Dataset records:

* * * * * * * * *

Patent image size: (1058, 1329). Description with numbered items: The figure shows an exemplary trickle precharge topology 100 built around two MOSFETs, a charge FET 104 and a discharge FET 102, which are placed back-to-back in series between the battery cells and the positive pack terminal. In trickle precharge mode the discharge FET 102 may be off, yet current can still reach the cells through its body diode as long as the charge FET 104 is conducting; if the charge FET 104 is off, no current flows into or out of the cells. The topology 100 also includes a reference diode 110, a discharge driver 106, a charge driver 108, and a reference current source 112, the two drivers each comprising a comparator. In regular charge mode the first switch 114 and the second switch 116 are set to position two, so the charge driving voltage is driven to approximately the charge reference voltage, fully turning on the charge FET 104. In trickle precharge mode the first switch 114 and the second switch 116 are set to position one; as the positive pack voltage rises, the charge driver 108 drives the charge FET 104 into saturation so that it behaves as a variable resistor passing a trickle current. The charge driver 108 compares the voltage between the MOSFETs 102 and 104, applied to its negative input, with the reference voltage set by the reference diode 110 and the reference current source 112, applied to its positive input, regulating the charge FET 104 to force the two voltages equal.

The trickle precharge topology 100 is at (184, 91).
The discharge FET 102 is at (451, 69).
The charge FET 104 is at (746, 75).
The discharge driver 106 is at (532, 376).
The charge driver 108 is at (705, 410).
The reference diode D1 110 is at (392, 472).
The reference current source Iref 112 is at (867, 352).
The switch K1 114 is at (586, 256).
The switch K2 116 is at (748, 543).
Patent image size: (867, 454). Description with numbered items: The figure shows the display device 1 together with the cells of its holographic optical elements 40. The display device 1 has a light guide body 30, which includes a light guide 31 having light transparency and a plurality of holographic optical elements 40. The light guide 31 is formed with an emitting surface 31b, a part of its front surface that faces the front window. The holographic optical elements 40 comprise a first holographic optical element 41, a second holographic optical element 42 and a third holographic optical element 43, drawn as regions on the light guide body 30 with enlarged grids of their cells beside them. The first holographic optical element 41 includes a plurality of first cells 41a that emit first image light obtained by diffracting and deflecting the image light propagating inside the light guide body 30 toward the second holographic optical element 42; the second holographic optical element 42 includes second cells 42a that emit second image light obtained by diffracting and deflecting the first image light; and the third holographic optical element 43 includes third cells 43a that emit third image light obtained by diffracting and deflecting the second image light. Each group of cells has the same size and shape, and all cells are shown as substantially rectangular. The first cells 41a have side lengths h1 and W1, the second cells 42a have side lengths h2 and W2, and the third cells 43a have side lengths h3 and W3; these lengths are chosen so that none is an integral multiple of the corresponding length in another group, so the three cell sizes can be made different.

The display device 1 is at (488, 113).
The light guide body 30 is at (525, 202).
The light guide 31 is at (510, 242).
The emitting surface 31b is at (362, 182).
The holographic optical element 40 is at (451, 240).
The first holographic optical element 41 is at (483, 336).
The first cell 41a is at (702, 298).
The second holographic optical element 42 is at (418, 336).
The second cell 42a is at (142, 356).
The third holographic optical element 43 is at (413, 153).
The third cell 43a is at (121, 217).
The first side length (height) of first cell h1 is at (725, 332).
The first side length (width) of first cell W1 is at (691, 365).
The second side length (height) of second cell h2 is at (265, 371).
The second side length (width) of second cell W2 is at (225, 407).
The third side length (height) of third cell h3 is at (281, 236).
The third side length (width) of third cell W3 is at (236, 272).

* * * * * * * * *

PROBLEM TO SOLVE
You are asked to transcribe the complete data exactly.

SOLUTION TO THIS EXERCISE
Patent image size: (1058, 1329). Description with numbered items: The figure shows an exemplary trickle precharge topology 100 built around two MOSFETs, a charge FET 104 and a discharge FET 102, which are placed back-to-back in series between the battery cells and the positive pack terminal. In trickle precharge mode the discharge FET 102 may be off, yet current can still reach the cells through its body diode as long as the charge FET 104 is conducting; if the charge FET 104 is off, no current flows into or out of the cells. The topology 100 also includes a reference diode 110, a discharge driver 106, a charge driver 108, and a reference current source 112, the two drivers each comprising a comparator. In regular charge mode the first switch 114 and the second switch 116 are set to position two, so the charge driving voltage is driven to approximately the charge reference voltage, fully turning on the charge FET 104. In trickle precharge mode the first switch 114 and the second switch 116 are set to position one; as the positive pack voltage rises, the charge driver 108 drives the charge FET 104 into saturation so that it behaves as a variable resistor passing a trickle current. The charge driver 108 compares the voltage between the MOSFETs 102 and 104, applied to its negative input, with the reference voltage set by the reference diode 110 and the reference current source 112, applied to its positive input, regulating the charge FET 104 to force the two voltages equal.

The trickle precharge topology 100 is at (184, 91).
The discharge FET 102 is at (451, 69).
The charge FET 104 is at (746, 75).
The discharge driver 106 is at (532, 376).
The charge driver 108 is at (705, 410).
The reference diode D1 110 is at (392, 472).
The reference current source Iref 112 is at (867, 352).
The switch K1 114 is at (586, 256).
The switch K2 116 is at (748, 543).
Patent image size: (867, 454). Description with numbered items: The figure shows the display device 1 together with the cells of its holographic optical elements 40. The display device 1 has a light guide body 30, which includes a light guide 31 having light transparency and a plurality of holographic optical elements 40. The light guide 31 is formed with an emitting surface 31b, a part of its front surface that faces the front window. The holographic optical elements 40 comprise a first holographic optical element 41, a second holographic optical element 42 and a third holographic optical element 43, drawn as regions on the light guide body 30 with enlarged grids of their cells beside them. The first holographic optical element 41 includes a plurality of first cells 41a that emit first image light obtained by diffracting and deflecting the image light propagating inside the light guide body 30 toward the second holographic optical element 42; the second holographic optical element 42 includes second cells 42a that emit second image light obtained by diffracting and deflecting the first image light; and the third holographic optical element 43 includes third cells 43a that emit third image light obtained by diffracting and deflecting the second image light. Each group of cells has the same size and shape, and all cells are shown as substantially rectangular. The first cells 41a have side lengths h1 and W1, the second cells 42a have side lengths h2 and W2, and the third cells 43a have side lengths h3 and W3; these lengths are chosen so that none is an integral multiple of the corresponding length in another group, so the three cell sizes can be made different.

The display device 1 is at (488, 113).
The light guide body 30 is at (525, 202).
The light guide 31 is at (510, 242).
The emitting surface 31b is at (362, 182).
The holographic optical element 40 is at (451, 240).
The first holographic optical element 41 is at (483, 336).
The first cell 41a is at (702, 298).
The second holographic optical element 42 is at (418, 336).
The second cell 42a is at (142, 356).
The third holographic optical element 43 is at (413, 153).
The third cell 43a is at (121, 217).
The first side length (height) of first cell h1 is at (725, 332).
The first side length (width) of first cell W1 is at (691, 365).
The second side length (height) of second cell h2 is at (265, 371).
The second side length (width) of second cell W2 is at (225, 407).
The third side length (height) of third cell h3 is at (281, 236).
The third side length (width) of third cell W3 is at (236, 272).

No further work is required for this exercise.